INSTRUCTIONS TO FOLLOW: Gather all lines containing the string "true" and copy them out.

start PROVIDED INFORMATION

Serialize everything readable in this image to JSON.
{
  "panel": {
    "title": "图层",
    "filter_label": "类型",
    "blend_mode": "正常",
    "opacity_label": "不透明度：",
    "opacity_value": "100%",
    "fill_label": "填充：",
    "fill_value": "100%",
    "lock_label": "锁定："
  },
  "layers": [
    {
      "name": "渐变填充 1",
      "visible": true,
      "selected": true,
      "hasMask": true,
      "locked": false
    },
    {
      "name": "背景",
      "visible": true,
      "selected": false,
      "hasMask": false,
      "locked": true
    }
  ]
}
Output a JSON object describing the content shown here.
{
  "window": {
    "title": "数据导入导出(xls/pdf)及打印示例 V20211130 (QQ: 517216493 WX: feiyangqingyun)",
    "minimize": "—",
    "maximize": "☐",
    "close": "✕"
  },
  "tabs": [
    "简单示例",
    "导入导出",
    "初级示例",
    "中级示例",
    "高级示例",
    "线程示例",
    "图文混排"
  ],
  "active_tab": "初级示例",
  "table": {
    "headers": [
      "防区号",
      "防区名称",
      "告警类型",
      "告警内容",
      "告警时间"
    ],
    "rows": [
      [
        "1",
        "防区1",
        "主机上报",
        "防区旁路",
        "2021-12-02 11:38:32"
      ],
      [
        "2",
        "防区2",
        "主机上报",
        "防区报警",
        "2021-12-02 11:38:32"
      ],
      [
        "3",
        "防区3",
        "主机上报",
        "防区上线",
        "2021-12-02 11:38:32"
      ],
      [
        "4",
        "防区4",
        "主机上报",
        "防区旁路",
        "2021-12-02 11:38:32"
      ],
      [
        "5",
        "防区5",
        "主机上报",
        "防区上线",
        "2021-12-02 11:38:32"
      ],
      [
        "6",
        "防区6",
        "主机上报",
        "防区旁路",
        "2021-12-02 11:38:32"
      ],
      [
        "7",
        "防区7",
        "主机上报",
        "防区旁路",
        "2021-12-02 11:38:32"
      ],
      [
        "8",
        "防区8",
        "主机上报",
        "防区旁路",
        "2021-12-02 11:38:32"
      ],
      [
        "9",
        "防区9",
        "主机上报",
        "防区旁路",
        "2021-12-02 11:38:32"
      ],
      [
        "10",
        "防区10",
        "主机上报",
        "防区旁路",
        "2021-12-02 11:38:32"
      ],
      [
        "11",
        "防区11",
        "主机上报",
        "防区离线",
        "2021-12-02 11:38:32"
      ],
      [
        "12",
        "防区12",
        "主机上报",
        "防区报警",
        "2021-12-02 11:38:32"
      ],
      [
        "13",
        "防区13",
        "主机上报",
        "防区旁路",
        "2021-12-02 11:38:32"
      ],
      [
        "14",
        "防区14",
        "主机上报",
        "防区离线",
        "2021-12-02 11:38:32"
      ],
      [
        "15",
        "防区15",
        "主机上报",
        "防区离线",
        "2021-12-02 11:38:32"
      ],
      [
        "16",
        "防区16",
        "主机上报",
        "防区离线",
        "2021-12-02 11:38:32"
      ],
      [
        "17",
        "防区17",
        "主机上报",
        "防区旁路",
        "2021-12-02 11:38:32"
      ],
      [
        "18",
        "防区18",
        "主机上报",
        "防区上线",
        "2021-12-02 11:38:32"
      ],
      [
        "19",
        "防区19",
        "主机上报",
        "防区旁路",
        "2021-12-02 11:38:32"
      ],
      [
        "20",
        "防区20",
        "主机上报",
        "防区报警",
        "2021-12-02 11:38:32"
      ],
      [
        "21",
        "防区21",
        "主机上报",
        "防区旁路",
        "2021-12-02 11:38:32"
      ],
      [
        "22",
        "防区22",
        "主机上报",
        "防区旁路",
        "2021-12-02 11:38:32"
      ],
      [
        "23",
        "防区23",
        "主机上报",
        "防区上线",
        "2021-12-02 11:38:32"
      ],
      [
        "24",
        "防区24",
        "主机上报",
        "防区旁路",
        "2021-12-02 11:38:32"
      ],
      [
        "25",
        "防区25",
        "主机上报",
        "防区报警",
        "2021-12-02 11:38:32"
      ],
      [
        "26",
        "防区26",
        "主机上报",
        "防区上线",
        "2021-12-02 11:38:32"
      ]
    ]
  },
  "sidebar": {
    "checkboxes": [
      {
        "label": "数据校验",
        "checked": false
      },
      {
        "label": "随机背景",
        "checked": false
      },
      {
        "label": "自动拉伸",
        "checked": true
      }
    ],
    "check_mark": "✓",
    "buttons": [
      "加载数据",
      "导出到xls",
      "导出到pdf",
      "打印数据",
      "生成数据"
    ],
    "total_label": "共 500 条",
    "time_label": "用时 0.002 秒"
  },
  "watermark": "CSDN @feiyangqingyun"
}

end PROVIDED INFORMATION

EXERCISE ANSWER:
      "visible": true,
      "selected": true,
      "hasMask": true,
      "visible": true,
      "locked": true
        "checked": true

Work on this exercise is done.